Rows from a dataset:

_ _ _ _ _ _ _

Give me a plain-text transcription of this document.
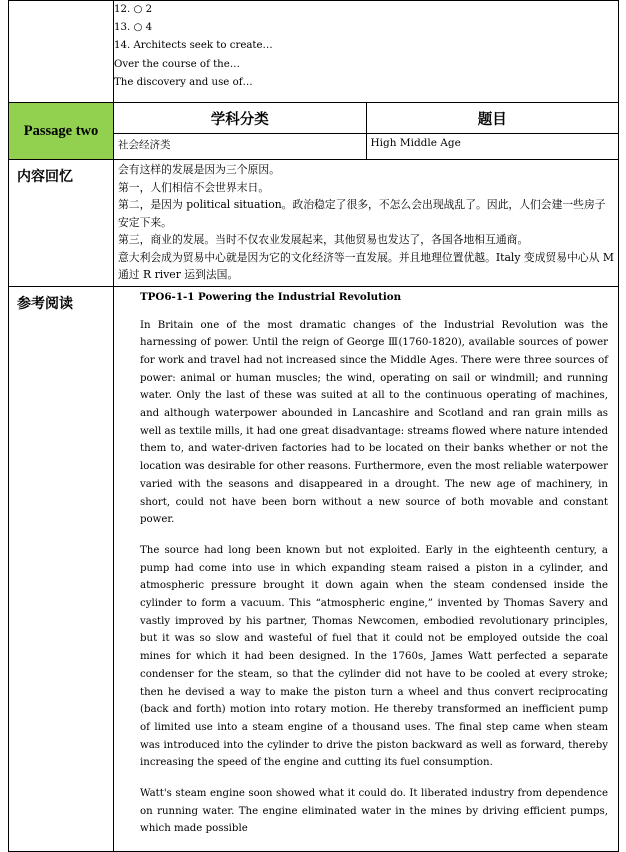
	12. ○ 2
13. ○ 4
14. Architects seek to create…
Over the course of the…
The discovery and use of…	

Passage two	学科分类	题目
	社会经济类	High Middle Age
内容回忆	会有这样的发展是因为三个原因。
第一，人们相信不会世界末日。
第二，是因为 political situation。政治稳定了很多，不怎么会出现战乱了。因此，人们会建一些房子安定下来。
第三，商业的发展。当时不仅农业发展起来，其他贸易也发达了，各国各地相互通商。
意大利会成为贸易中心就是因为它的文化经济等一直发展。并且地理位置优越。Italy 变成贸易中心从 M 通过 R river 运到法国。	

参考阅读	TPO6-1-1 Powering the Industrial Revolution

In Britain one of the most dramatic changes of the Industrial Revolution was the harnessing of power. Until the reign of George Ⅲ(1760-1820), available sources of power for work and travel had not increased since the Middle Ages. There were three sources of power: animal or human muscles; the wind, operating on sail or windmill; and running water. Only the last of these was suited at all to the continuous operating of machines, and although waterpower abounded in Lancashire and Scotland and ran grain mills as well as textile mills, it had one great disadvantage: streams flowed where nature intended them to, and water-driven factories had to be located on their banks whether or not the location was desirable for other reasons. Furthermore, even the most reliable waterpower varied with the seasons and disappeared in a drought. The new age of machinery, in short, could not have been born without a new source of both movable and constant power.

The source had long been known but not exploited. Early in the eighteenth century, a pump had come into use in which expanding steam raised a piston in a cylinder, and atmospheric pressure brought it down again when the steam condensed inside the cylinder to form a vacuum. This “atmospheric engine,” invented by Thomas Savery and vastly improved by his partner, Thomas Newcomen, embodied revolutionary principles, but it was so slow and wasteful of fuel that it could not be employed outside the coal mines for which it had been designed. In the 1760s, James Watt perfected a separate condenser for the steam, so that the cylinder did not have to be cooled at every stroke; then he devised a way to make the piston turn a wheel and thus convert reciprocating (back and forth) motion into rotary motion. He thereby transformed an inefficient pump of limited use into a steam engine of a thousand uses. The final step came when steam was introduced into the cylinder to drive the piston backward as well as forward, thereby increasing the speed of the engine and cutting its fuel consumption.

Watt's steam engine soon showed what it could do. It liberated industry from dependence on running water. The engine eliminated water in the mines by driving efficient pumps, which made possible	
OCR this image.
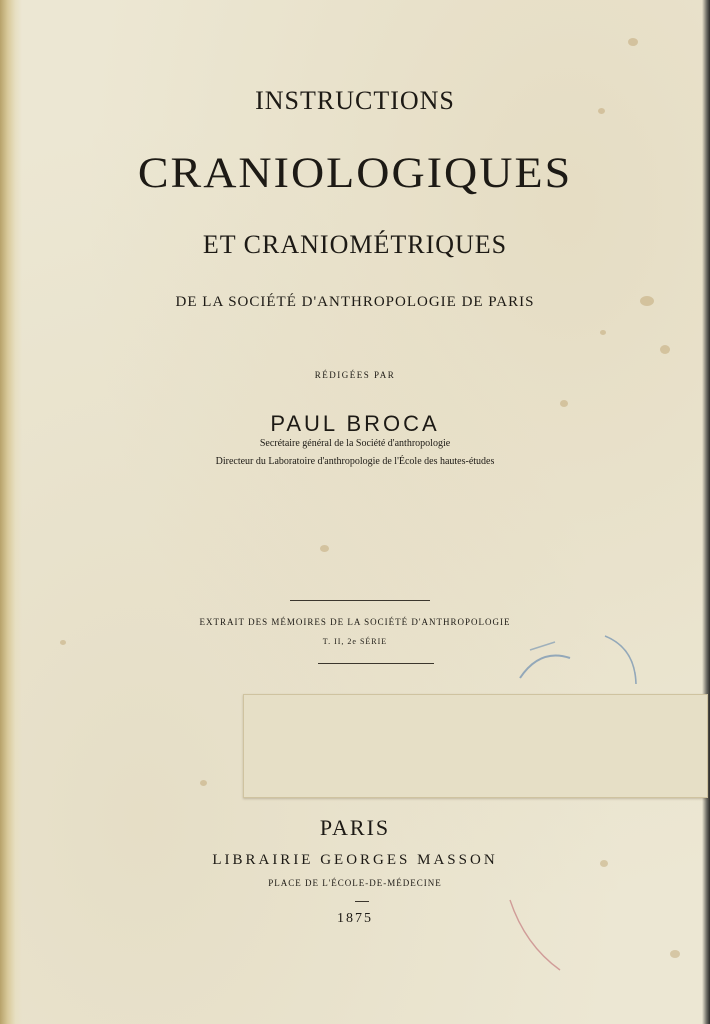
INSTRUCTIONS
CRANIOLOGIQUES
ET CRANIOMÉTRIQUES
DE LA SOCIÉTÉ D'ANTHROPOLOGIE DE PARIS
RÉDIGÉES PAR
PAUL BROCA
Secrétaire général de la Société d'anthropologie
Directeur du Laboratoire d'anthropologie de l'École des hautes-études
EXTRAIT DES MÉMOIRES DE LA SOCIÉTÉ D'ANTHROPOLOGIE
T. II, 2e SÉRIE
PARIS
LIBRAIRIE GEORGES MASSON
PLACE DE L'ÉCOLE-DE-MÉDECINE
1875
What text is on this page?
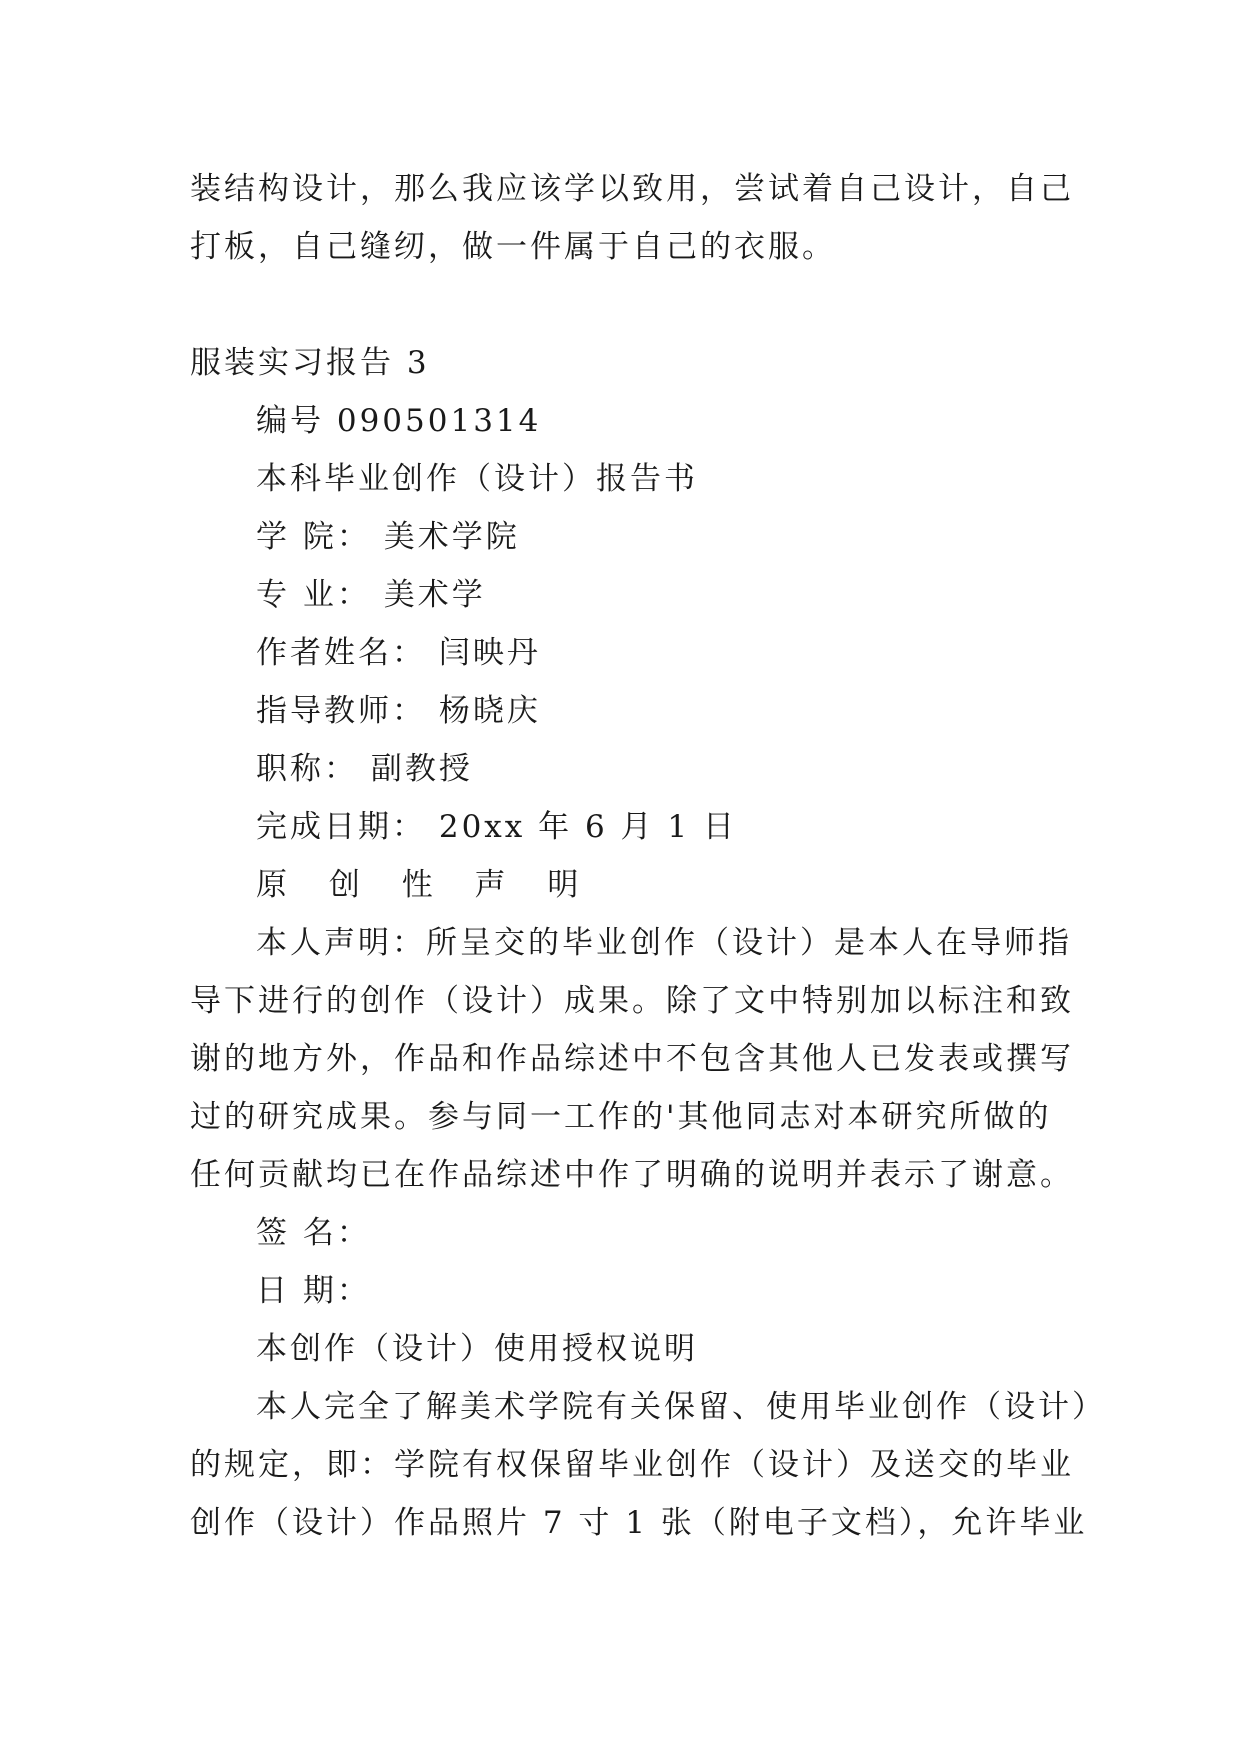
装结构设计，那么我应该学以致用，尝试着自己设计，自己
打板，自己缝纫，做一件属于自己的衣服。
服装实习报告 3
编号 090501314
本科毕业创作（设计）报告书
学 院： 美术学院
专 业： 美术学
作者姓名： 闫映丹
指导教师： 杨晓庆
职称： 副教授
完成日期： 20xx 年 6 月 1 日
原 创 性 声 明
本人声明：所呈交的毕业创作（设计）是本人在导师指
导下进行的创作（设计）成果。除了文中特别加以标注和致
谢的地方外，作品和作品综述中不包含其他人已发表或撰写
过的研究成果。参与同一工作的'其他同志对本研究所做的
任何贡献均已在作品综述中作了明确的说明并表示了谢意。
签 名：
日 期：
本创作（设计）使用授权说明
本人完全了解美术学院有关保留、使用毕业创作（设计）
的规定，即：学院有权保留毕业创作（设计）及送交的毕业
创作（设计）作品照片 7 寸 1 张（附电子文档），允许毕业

_ _ _ _ _ _ _

▶ _The request_
Extract every line above containing the word "steam".

▶ _Answer in full_
The source had long been known but not exploited. Early in the eighteenth century, a pump had come into use in which expanding steam raised a piston in a cylinder, and atmospheric pressure brought it down again when the steam condensed inside the cylinder to form a vacuum. This “atmospheric engine,” invented by Thomas Savery and vastly improved by his partner, Thomas Newcomen, embodied revolutionary principles, but it was so slow and wasteful of fuel that it could not be employed outside the coal mines for which it had been designed. In the 1760s, James Watt perfected a separate condenser for the steam, so that the cylinder did not have to be cooled at every stroke; then he devised a way to make the piston turn a wheel and thus convert reciprocating (back and forth) motion into rotary motion. He thereby transformed an inefficient pump of limited use into a steam engine of a thousand uses. The final step came when steam was introduced into the cylinder to drive the piston backward as well as forward, thereby increasing the speed of the engine and cutting its fuel consumption.
Watt's steam engine soon showed what it could do. It liberated industry from dependence on running water. The engine eliminated water in the mines by driving efficient pumps, which made possible	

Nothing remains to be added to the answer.